[Start AVAILABLE RECORDS]

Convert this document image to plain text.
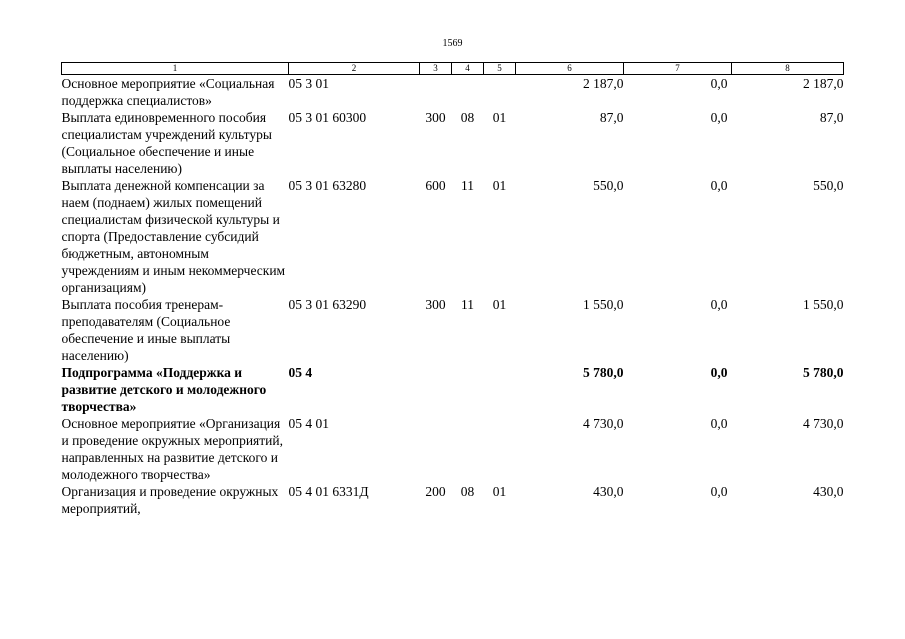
1569
1	2	3	4	5	6	7	8
Основное мероприятие «Социальная поддержка специалистов»	05 3 01				2 187,0	0,0	2 187,0
Выплата единовременного пособия специалистам учреждений культуры (Социальное обеспечение и иные выплаты населению)	05 3 01 60300	300	08	01	87,0	0,0	87,0
Выплата денежной компенсации за наем (поднаем) жилых помещений специалистам физической культуры и спорта (Предоставление субсидий бюджетным, автономным учреждениям и иным некоммерческим организациям)	05 3 01 63280	600	11	01	550,0	0,0	550,0
Выплата пособия тренерам-преподавателям (Социальное обеспечение и иные выплаты населению)	05 3 01 63290	300	11	01	1 550,0	0,0	1 550,0
Подпрограмма «Поддержка и развитие детского и молодежного творчества»	05 4				5 780,0	0,0	5 780,0
Основное мероприятие «Организация и проведение окружных мероприятий, направленных на развитие детского и молодежного творчества»	05 4 01				4 730,0	0,0	4 730,0
Организация и проведение окружных мероприятий,	05 4 01 6331Д	200	08	01	430,0	0,0	430,0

[End AVAILABLE RECORDS]

### DO THIS
Return only those lines of the records that contain the string "молодежного".

### SOLUTION BELOW
Подпрограмма «Поддержка и развитие детского и молодежного творчества»	05 4				5 780,0	0,0	5 780,0
Основное мероприятие «Организация и проведение окружных мероприятий, направленных на развитие детского и молодежного творчества»	05 4 01				4 730,0	0,0	4 730,0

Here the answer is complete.